= DIRECTION =
Return the number of lines holding "ネクストゴール", with nothing added.

[Stored data]
* * *

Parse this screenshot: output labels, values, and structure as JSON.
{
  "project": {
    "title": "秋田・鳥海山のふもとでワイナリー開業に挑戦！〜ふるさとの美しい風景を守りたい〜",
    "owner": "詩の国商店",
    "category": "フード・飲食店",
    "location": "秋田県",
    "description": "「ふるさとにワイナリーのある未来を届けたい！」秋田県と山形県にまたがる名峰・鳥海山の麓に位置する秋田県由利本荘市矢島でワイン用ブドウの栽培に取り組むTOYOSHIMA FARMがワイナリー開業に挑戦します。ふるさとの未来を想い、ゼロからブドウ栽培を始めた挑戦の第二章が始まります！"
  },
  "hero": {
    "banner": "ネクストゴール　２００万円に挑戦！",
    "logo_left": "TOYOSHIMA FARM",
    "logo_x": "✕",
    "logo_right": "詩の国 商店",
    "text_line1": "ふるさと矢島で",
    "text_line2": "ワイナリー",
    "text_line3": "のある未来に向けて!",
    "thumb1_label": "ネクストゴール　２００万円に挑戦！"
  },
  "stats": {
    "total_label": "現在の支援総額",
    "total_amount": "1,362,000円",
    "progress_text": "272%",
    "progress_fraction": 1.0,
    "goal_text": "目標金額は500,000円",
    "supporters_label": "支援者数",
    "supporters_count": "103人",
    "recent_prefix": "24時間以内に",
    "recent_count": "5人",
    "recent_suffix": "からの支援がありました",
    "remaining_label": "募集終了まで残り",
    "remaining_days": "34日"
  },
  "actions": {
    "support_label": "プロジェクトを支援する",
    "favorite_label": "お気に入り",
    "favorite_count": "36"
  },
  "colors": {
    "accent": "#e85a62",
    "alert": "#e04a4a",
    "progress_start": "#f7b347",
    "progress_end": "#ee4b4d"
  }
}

* * *

= EXERCISE RESPONSE =
2